TASK TO COMPLETE: Would you write out the listing verbatim and skip every picture in it?

** START DATASET RECORDS **

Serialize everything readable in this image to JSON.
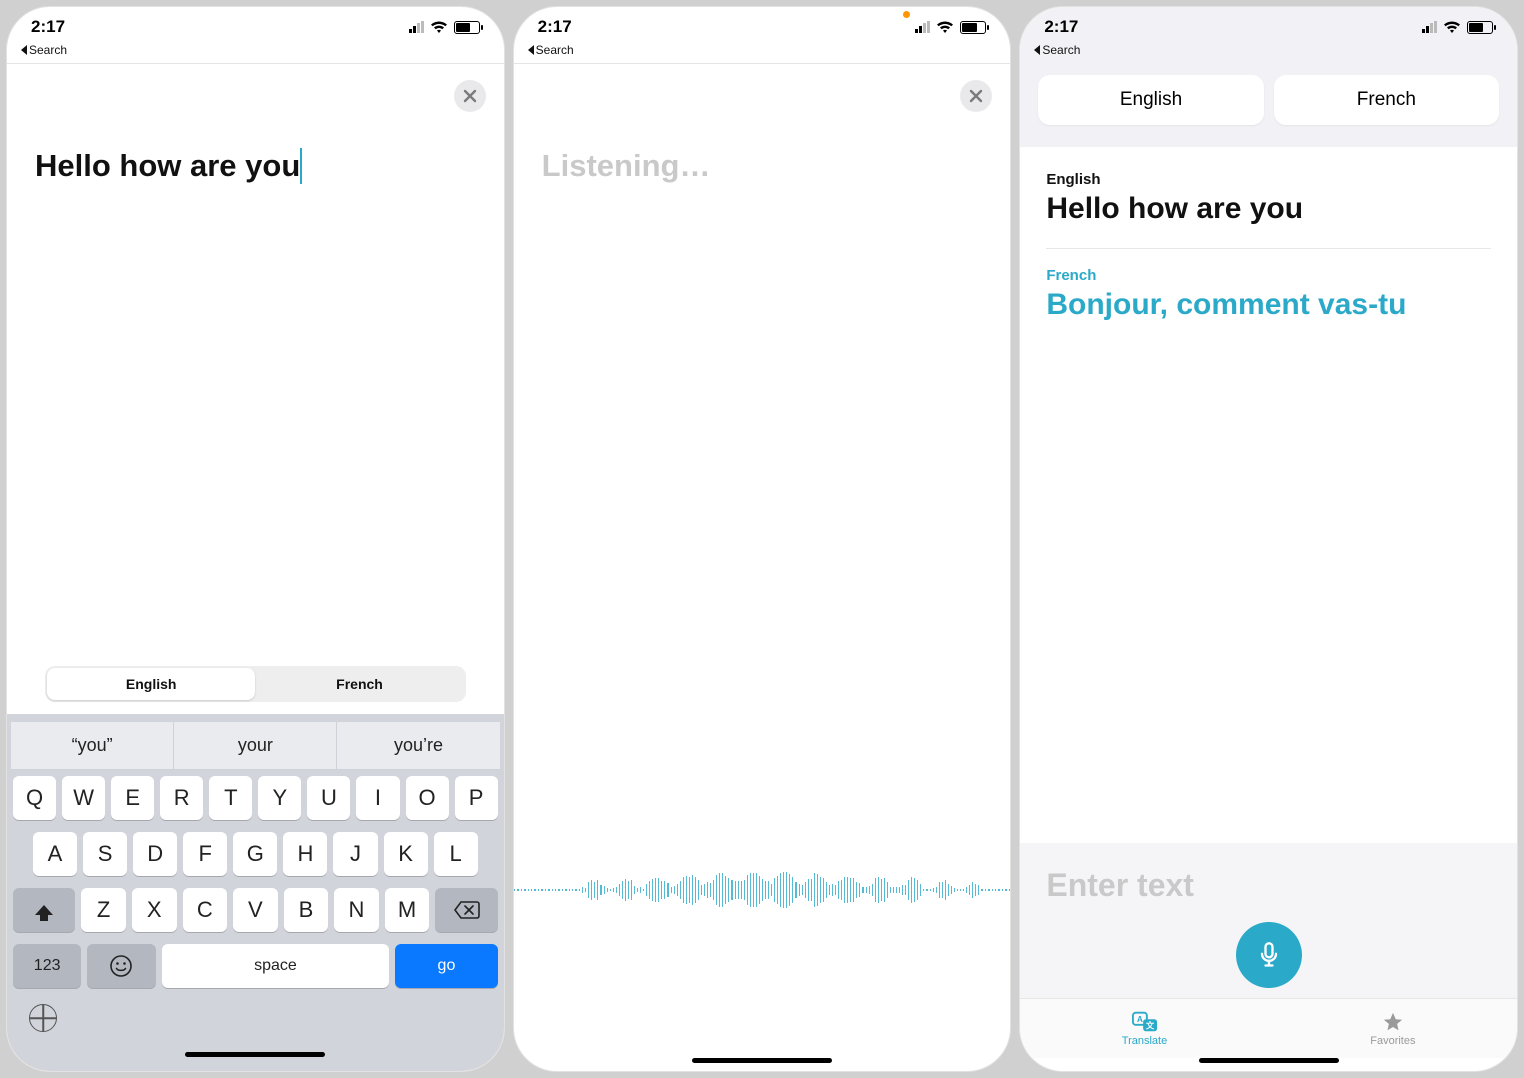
{
  "screen1": {
    "statusTime": "2:17",
    "backLabel": "Search",
    "inputText": "Hello how are you",
    "segEnglish": "English",
    "segFrench": "French",
    "suggestions": [
      "“you”",
      "your",
      "you’re"
    ],
    "row1": [
      "Q",
      "W",
      "E",
      "R",
      "T",
      "Y",
      "U",
      "I",
      "O",
      "P"
    ],
    "row2": [
      "A",
      "S",
      "D",
      "F",
      "G",
      "H",
      "J",
      "K",
      "L"
    ],
    "row3": [
      "Z",
      "X",
      "C",
      "V",
      "B",
      "N",
      "M"
    ],
    "numKey": "123",
    "spaceKey": "space",
    "goKey": "go"
  },
  "screen2": {
    "statusTime": "2:17",
    "backLabel": "Search",
    "listeningText": "Listening…"
  },
  "screen3": {
    "statusTime": "2:17",
    "backLabel": "Search",
    "pillEnglish": "English",
    "pillFrench": "French",
    "srcLabel": "English",
    "srcText": "Hello how are you",
    "tgtLabel": "French",
    "tgtText": "Bonjour, comment vas-tu",
    "enterPlaceholder": "Enter text",
    "tabTranslate": "Translate",
    "tabFavorites": "Favorites"
  }
}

** END DATASET RECORDS **

COMPLETE ANSWER:
Serialize everything readable in this image to JSON.
{
  "screen1": {
    "statusTime": "2:17",
    "backLabel": "Search",
    "inputText": "Hello how are you",
    "segEnglish": "English",
    "segFrench": "French",
    "suggestions": [
      "“you”",
      "your",
      "you’re"
    ],
    "row1": [
      "Q",
      "W",
      "E",
      "R",
      "T",
      "Y",
      "U",
      "I",
      "O",
      "P"
    ],
    "row2": [
      "A",
      "S",
      "D",
      "F",
      "G",
      "H",
      "J",
      "K",
      "L"
    ],
    "row3": [
      "Z",
      "X",
      "C",
      "V",
      "B",
      "N",
      "M"
    ],
    "numKey": "123",
    "spaceKey": "space",
    "goKey": "go"
  },
  "screen2": {
    "statusTime": "2:17",
    "backLabel": "Search",
    "listeningText": "Listening…"
  },
  "screen3": {
    "statusTime": "2:17",
    "backLabel": "Search",
    "pillEnglish": "English",
    "pillFrench": "French",
    "srcLabel": "English",
    "srcText": "Hello how are you",
    "tgtLabel": "French",
    "tgtText": "Bonjour, comment vas-tu",
    "enterPlaceholder": "Enter text",
    "tabTranslate": "Translate",
    "tabFavorites": "Favorites"
  }
}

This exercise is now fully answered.